◆ **MATERIAL PROVIDED**
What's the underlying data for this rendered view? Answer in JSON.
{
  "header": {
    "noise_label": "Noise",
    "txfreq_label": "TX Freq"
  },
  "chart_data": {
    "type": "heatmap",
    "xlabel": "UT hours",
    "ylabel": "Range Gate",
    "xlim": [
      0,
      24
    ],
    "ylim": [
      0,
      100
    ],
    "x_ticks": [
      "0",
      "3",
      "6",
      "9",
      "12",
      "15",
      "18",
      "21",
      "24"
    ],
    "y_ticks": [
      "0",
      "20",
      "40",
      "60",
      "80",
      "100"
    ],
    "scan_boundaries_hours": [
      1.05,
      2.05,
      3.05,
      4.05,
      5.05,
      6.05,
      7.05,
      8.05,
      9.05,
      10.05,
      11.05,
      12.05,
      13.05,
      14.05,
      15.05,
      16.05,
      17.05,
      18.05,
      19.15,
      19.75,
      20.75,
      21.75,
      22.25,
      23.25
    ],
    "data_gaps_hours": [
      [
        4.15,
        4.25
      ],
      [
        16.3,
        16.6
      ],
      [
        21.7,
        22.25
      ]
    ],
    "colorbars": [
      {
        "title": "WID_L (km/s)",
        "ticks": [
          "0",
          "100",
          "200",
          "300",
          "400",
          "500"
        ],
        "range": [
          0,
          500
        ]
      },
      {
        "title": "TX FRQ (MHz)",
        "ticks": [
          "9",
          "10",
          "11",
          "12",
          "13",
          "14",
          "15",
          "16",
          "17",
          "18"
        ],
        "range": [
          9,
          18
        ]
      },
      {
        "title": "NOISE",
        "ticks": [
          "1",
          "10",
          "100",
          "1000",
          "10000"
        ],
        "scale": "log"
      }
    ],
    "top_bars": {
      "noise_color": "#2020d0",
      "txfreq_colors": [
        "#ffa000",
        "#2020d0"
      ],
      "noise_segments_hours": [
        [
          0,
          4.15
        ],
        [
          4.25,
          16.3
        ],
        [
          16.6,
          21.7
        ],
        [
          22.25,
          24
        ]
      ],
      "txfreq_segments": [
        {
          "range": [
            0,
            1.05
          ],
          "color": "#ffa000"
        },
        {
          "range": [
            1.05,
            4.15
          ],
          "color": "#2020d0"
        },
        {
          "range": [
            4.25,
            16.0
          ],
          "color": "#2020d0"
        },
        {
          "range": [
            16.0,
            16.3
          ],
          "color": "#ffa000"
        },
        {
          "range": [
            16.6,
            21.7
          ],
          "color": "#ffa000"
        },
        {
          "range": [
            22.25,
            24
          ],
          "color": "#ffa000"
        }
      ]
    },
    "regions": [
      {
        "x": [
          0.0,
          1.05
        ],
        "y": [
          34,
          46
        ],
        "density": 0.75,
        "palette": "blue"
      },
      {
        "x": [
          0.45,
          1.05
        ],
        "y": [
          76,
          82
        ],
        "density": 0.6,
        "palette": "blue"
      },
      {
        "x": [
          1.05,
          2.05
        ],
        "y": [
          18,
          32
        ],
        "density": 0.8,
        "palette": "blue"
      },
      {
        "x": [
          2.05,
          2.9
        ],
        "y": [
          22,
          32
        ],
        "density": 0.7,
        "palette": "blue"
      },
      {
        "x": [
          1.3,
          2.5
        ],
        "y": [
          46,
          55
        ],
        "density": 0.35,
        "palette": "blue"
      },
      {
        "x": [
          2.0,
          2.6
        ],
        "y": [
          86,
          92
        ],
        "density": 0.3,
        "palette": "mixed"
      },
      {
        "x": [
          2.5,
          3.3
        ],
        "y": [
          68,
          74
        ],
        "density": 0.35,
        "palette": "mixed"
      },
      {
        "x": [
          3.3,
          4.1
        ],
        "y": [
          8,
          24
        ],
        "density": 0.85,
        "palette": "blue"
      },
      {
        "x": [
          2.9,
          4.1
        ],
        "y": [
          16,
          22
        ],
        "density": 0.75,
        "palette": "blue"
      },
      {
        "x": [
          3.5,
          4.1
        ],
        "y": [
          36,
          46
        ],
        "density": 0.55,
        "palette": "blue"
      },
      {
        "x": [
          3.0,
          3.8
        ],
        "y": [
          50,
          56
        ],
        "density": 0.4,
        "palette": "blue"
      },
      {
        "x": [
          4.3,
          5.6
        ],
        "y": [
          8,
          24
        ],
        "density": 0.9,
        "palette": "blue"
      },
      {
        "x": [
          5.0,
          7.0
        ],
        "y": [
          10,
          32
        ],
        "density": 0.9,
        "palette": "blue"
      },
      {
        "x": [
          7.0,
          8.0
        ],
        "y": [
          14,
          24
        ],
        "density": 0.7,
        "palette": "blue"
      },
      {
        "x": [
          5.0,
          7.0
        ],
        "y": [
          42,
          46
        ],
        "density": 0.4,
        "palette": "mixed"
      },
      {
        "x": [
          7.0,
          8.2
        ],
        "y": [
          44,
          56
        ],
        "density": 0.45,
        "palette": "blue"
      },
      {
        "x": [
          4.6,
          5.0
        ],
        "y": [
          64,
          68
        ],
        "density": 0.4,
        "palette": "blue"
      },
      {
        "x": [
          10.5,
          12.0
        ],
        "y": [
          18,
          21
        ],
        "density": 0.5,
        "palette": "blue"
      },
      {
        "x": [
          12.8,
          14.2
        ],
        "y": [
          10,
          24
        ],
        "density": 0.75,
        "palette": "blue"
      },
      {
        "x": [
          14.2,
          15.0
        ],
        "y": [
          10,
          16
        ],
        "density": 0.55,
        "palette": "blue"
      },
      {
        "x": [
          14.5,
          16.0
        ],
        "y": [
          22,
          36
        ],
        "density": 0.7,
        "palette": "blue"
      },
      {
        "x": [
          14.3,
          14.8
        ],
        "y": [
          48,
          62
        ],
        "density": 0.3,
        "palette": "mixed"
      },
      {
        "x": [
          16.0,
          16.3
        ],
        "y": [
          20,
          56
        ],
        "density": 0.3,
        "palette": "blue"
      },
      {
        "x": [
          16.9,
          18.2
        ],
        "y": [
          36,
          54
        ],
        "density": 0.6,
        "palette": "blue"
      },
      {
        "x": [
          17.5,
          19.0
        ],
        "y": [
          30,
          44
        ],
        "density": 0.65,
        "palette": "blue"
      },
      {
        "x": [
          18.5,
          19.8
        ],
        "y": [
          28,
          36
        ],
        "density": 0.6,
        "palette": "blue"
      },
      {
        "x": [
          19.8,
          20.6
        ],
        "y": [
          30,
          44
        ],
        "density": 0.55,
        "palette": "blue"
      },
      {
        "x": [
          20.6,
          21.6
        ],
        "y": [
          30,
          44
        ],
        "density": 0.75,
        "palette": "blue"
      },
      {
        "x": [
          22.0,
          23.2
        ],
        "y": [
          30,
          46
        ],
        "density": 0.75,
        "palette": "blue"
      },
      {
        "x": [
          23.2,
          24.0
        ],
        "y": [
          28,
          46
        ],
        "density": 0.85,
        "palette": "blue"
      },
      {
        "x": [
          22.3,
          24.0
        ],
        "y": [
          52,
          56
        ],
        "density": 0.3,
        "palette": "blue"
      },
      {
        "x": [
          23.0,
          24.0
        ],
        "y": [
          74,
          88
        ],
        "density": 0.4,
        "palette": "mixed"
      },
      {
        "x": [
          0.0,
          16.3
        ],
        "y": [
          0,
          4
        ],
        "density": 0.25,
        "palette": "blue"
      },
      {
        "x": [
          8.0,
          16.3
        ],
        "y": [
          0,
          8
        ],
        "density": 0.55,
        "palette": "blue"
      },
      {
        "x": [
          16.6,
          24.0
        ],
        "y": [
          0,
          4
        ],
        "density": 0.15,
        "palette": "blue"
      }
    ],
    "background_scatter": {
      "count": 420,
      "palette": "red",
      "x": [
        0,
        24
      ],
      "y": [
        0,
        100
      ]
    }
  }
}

◆ **GIVEN TASK**
List all lines above in which the string "title" appears.

◆ **SOLUTION FOR THIS PROBLEM**
        "title": "WID_L (km/s)",
        "title": "TX FRQ (MHz)",
        "title": "NOISE",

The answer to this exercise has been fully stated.